> **AIM OF THE EXERCISE**:
Write out the entire listing below exactly as it appears, minus any pictures.

> **ENTRIES SHOWN**:
========

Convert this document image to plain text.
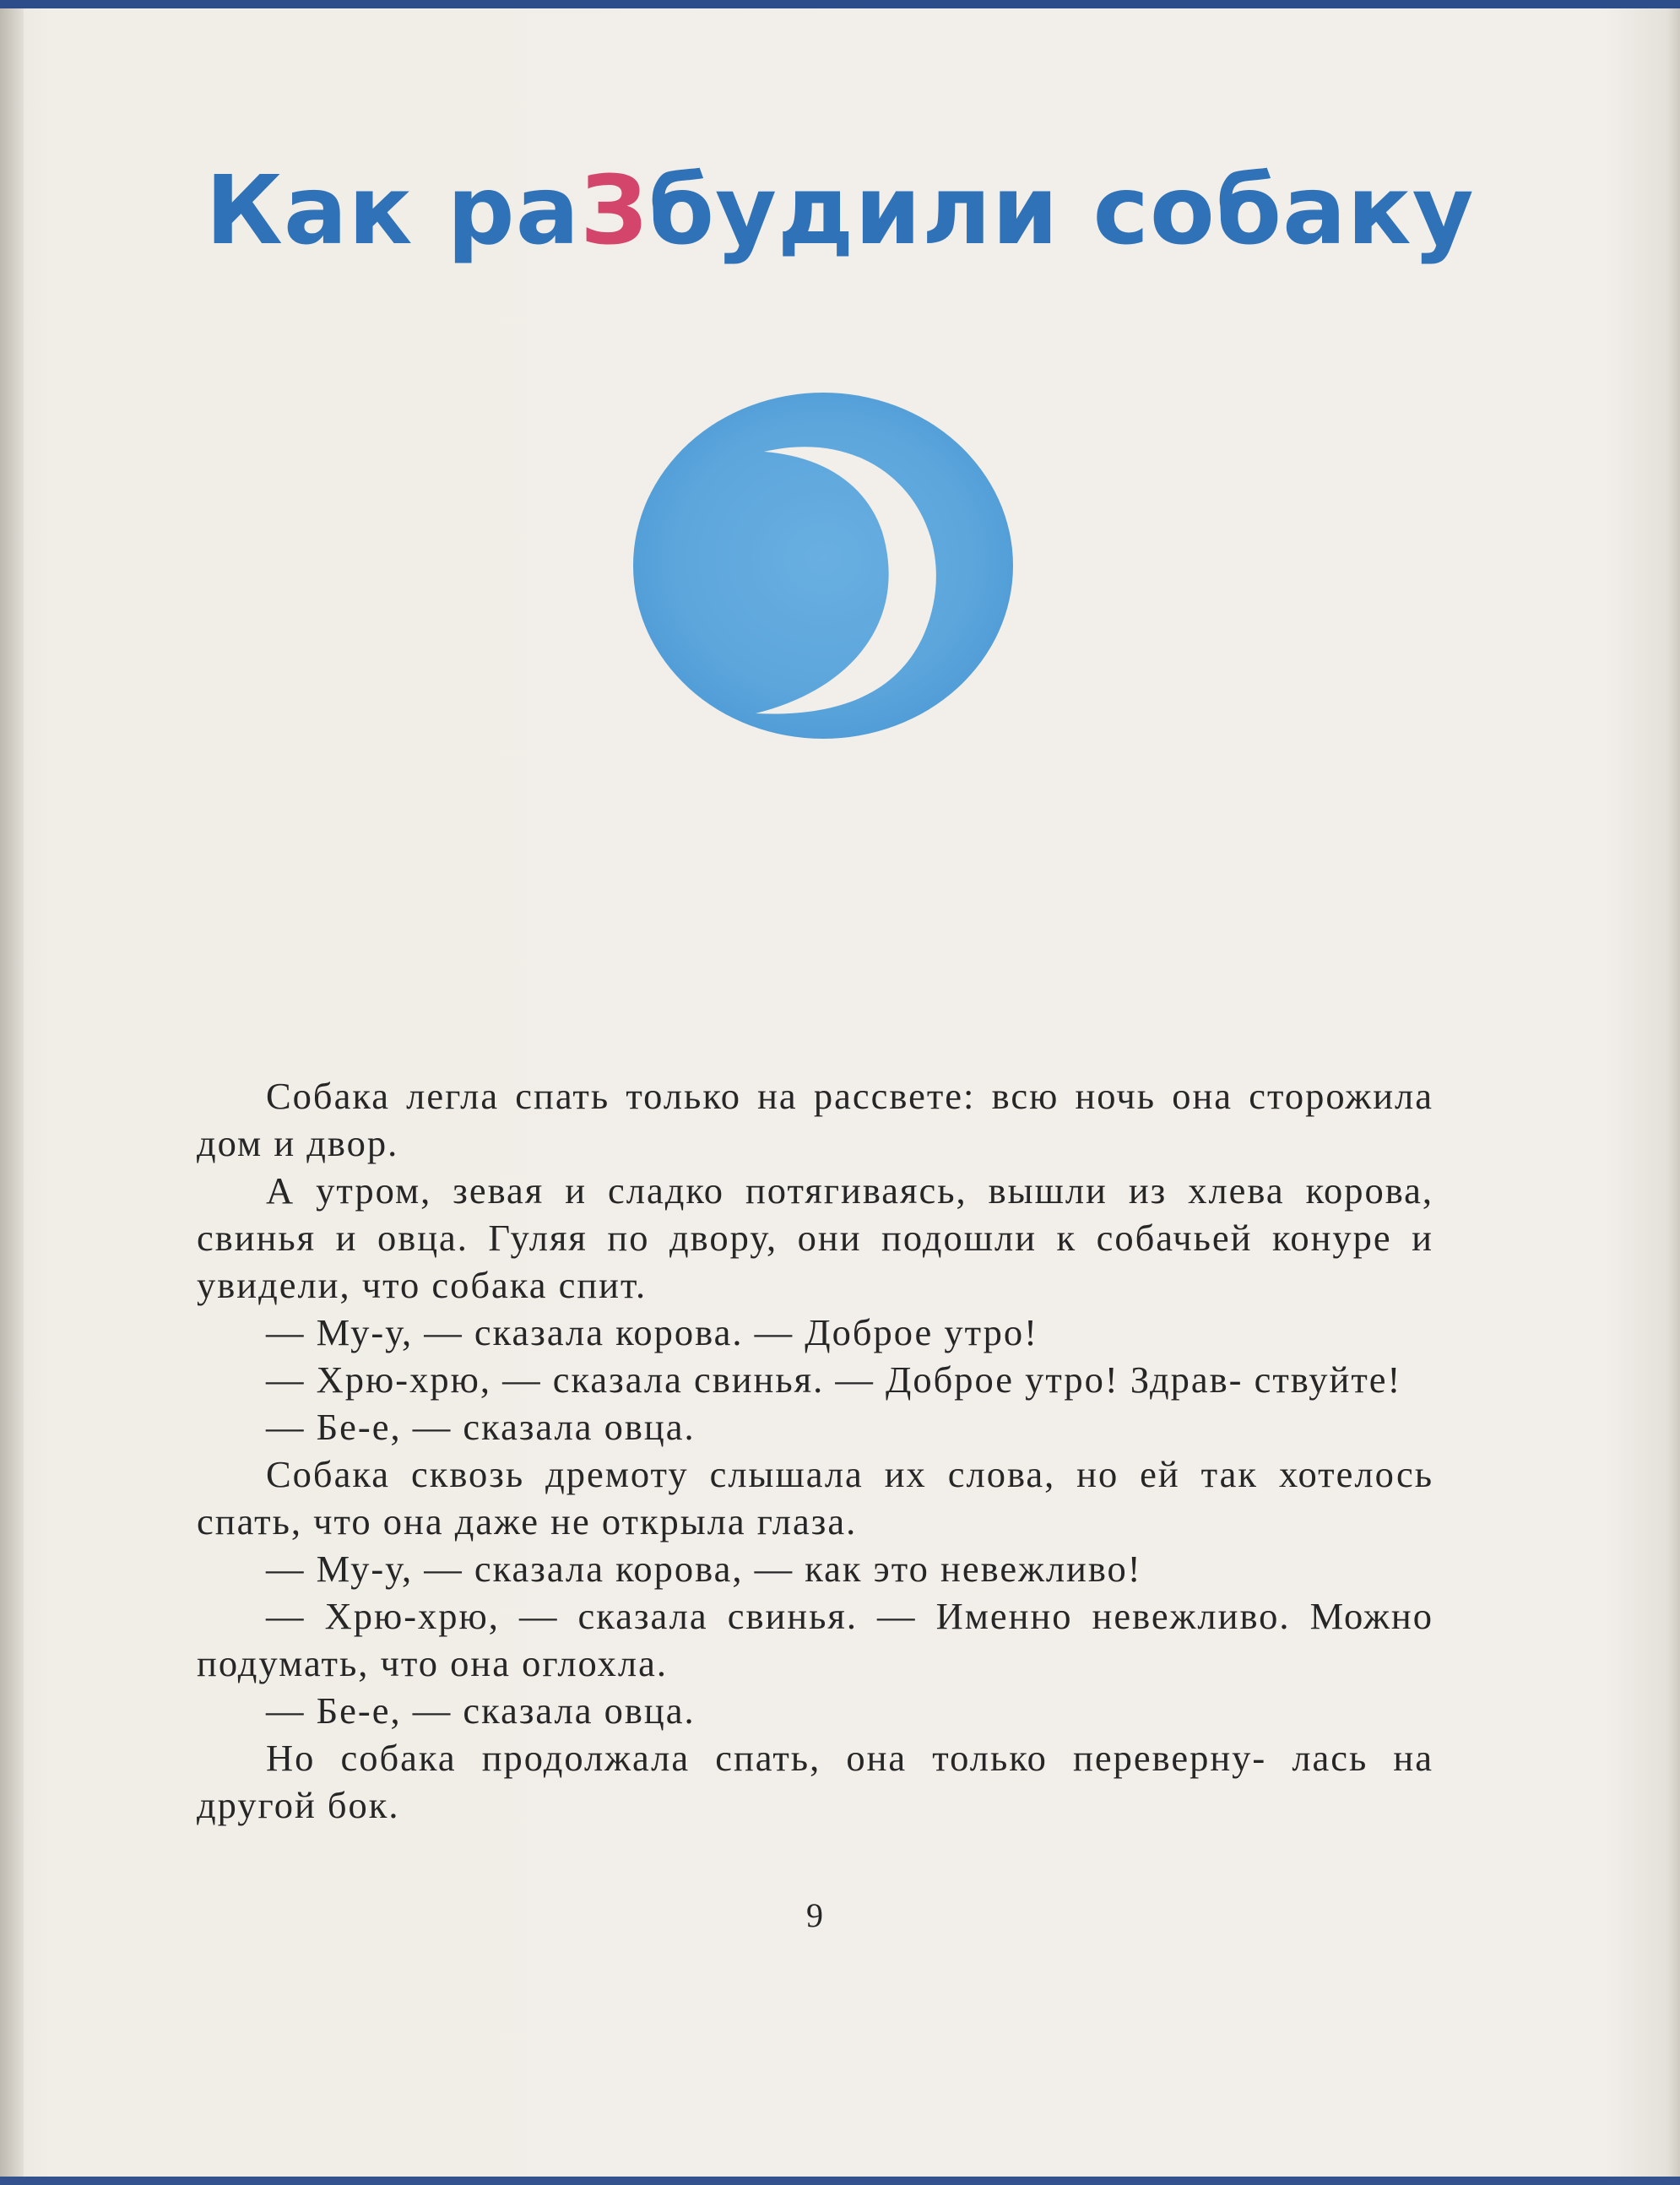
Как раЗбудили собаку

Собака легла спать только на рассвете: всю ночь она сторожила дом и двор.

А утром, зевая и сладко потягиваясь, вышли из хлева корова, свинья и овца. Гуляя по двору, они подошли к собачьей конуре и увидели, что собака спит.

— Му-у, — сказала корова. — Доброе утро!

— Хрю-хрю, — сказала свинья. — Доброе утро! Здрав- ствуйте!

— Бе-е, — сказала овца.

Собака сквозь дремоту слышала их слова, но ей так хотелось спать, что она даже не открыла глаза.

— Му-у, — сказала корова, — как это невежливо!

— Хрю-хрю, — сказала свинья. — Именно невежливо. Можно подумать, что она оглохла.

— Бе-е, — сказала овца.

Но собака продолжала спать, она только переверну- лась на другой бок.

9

========

> **EXPECTED ANSWER**:
Convert this document image to plain text.
Как раЗбудили собаку

Собака легла спать только на рассвете: всю ночь она сторожила дом и двор.

А утром, зевая и сладко потягиваясь, вышли из хлева корова, свинья и овца. Гуляя по двору, они подошли к собачьей конуре и увидели, что собака спит.

— Му-у, — сказала корова. — Доброе утро!

— Хрю-хрю, — сказала свинья. — Доброе утро! Здрав- ствуйте!

— Бе-е, — сказала овца.

Собака сквозь дремоту слышала их слова, но ей так хотелось спать, что она даже не открыла глаза.

— Му-у, — сказала корова, — как это невежливо!

— Хрю-хрю, — сказала свинья. — Именно невежливо. Можно подумать, что она оглохла.

— Бе-е, — сказала овца.

Но собака продолжала спать, она только переверну- лась на другой бок.

9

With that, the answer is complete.